» BRIEF: Beginning with the line in which "What text is on this page?" appears, transcribe each line word for word until the records end. Do not include pictures.

» DATA FOR PROCESSING:
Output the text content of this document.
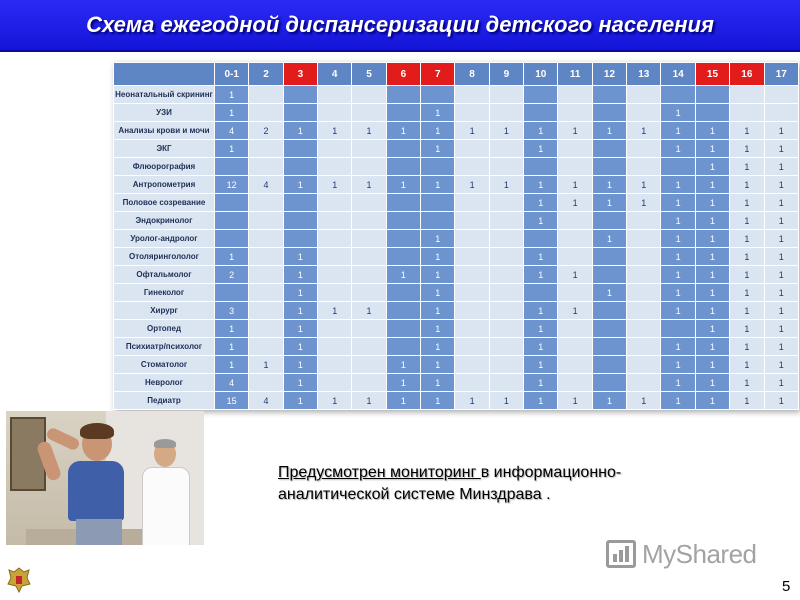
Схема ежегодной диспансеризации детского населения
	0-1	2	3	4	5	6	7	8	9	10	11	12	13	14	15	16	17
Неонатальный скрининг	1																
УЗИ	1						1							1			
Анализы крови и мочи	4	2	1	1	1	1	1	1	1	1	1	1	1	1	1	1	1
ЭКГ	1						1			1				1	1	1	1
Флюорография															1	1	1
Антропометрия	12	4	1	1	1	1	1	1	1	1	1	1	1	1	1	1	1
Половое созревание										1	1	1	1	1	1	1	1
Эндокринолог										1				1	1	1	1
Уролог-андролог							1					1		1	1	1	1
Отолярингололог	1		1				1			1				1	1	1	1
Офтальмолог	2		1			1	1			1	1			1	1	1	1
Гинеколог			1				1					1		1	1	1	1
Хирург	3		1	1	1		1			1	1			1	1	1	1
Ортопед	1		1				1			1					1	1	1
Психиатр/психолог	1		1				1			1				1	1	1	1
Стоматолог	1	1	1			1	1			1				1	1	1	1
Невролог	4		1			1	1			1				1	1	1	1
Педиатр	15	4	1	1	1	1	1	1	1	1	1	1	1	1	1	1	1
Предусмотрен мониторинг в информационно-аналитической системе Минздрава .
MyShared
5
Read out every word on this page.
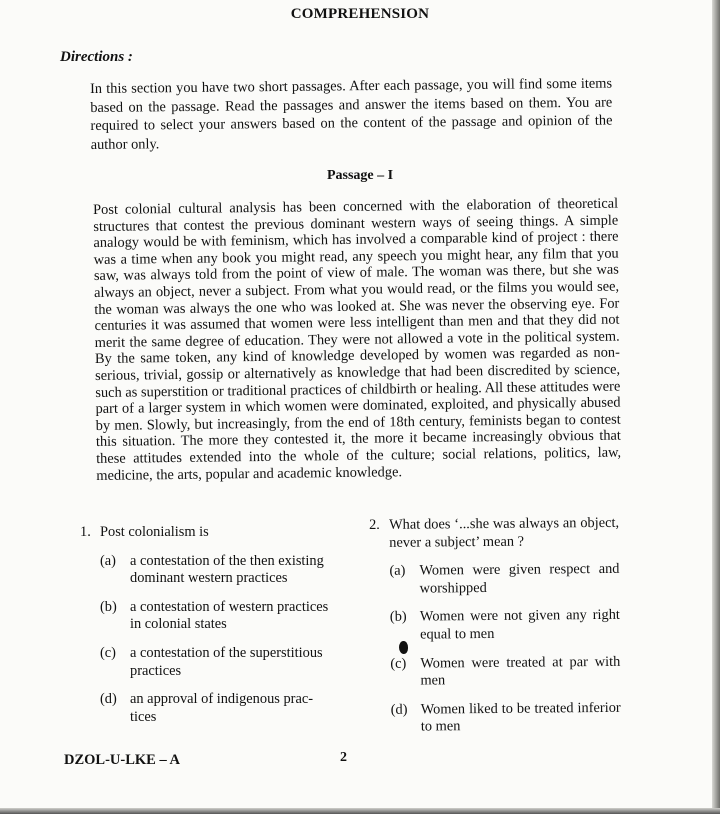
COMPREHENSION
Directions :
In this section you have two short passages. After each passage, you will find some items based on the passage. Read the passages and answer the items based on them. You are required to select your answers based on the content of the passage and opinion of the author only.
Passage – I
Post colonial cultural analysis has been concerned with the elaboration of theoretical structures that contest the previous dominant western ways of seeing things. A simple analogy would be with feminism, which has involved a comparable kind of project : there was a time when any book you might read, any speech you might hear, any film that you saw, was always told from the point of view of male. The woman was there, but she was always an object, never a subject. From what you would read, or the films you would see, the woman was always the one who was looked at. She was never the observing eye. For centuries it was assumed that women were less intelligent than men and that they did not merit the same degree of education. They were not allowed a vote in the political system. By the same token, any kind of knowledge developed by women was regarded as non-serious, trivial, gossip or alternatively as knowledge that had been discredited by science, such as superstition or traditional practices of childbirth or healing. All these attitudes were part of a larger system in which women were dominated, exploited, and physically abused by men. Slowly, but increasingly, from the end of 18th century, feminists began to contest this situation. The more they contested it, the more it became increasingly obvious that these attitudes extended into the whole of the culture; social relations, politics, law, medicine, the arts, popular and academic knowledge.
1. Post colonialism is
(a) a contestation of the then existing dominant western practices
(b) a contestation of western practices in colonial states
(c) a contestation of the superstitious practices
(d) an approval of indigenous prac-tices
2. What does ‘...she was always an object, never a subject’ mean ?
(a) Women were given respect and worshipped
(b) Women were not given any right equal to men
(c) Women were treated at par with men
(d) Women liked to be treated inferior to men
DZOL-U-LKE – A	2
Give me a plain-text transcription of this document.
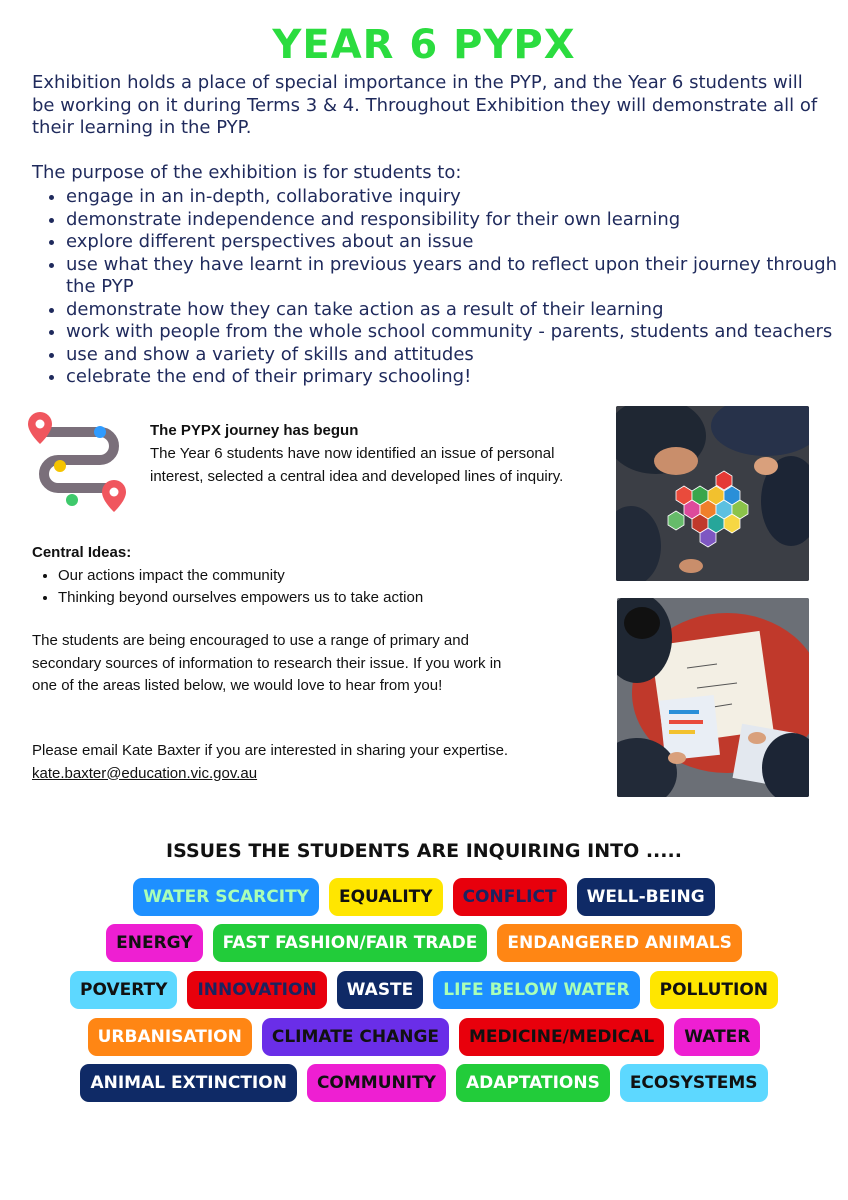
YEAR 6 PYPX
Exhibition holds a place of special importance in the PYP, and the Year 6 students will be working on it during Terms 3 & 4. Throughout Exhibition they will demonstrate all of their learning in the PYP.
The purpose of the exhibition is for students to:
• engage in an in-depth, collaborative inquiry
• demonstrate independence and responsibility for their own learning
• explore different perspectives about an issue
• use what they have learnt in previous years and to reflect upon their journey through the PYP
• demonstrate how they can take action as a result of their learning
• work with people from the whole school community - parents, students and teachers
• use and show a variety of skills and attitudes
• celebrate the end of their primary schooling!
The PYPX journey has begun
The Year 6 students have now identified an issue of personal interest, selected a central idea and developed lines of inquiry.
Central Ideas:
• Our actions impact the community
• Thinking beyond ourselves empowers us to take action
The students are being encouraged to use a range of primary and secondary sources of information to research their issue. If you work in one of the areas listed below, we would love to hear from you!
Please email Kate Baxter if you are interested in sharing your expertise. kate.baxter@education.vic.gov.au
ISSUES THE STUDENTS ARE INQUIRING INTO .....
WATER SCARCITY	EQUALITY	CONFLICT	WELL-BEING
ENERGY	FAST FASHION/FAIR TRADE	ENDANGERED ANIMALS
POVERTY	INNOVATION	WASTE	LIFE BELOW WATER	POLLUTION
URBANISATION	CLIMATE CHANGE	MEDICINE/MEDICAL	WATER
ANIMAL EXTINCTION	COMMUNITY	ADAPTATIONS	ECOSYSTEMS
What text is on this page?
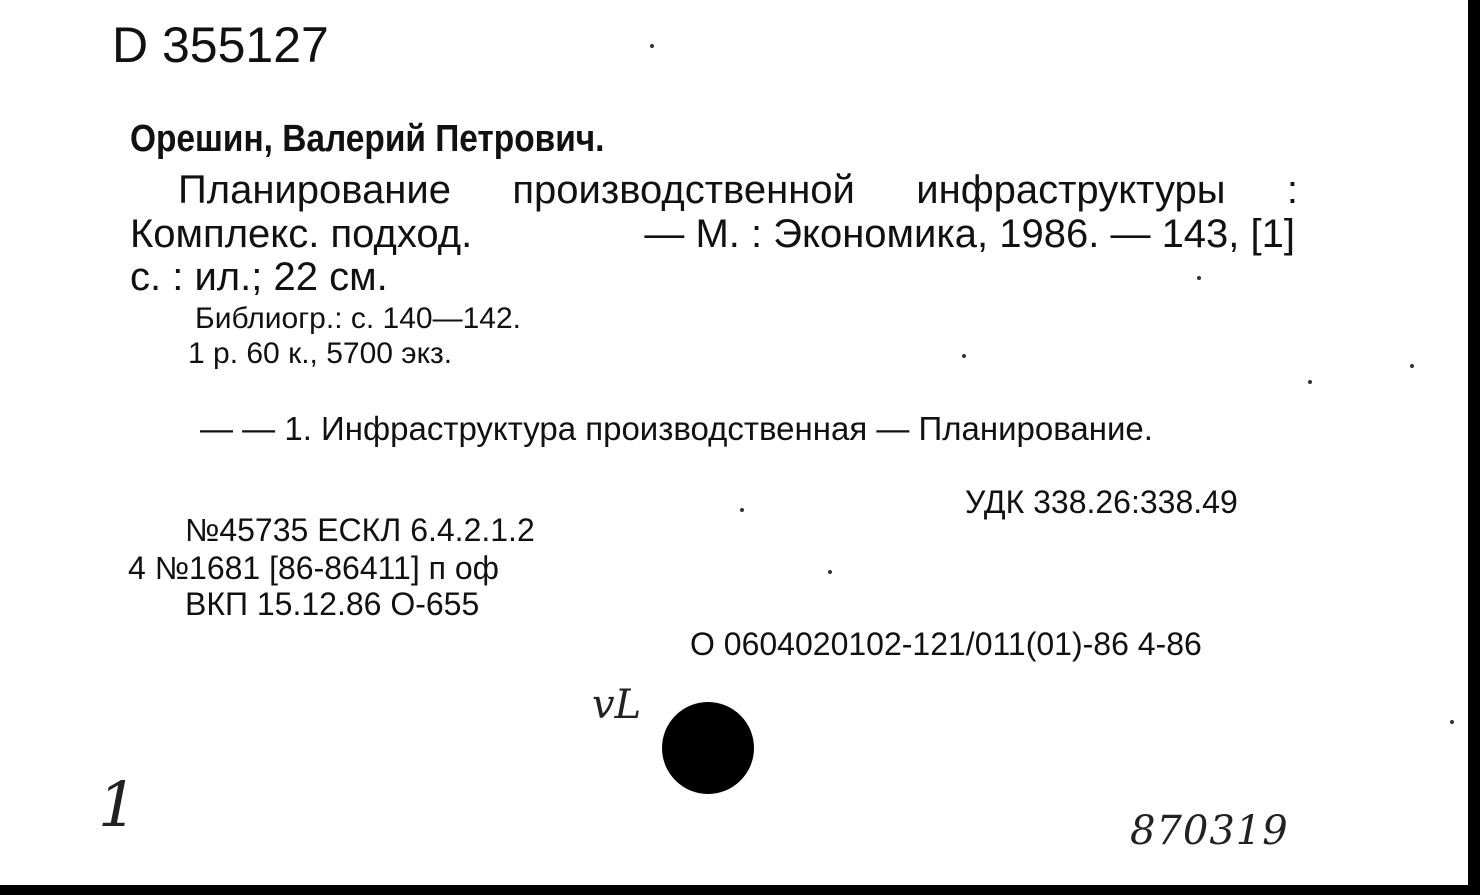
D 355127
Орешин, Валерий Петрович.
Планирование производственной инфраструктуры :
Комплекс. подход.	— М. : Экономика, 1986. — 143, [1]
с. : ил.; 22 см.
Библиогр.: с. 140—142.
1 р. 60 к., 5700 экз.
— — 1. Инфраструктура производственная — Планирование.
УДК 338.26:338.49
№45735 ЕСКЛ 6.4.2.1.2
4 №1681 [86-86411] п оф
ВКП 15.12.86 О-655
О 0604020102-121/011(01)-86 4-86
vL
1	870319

» RESPONSE TO THIS TASK:
What text is on this page?
D 355127
Орешин, Валерий Петрович.
Планирование производственной инфраструктуры :
Комплекс. подход.	— М. : Экономика, 1986. — 143, [1]
с. : ил.; 22 см.
Библиогр.: с. 140—142.
1 р. 60 к., 5700 экз.
— — 1. Инфраструктура производственная — Планирование.
УДК 338.26:338.49
№45735 ЕСКЛ 6.4.2.1.2
4 №1681 [86-86411] п оф
ВКП 15.12.86 О-655
О 0604020102-121/011(01)-86 4-86
vL
1	870319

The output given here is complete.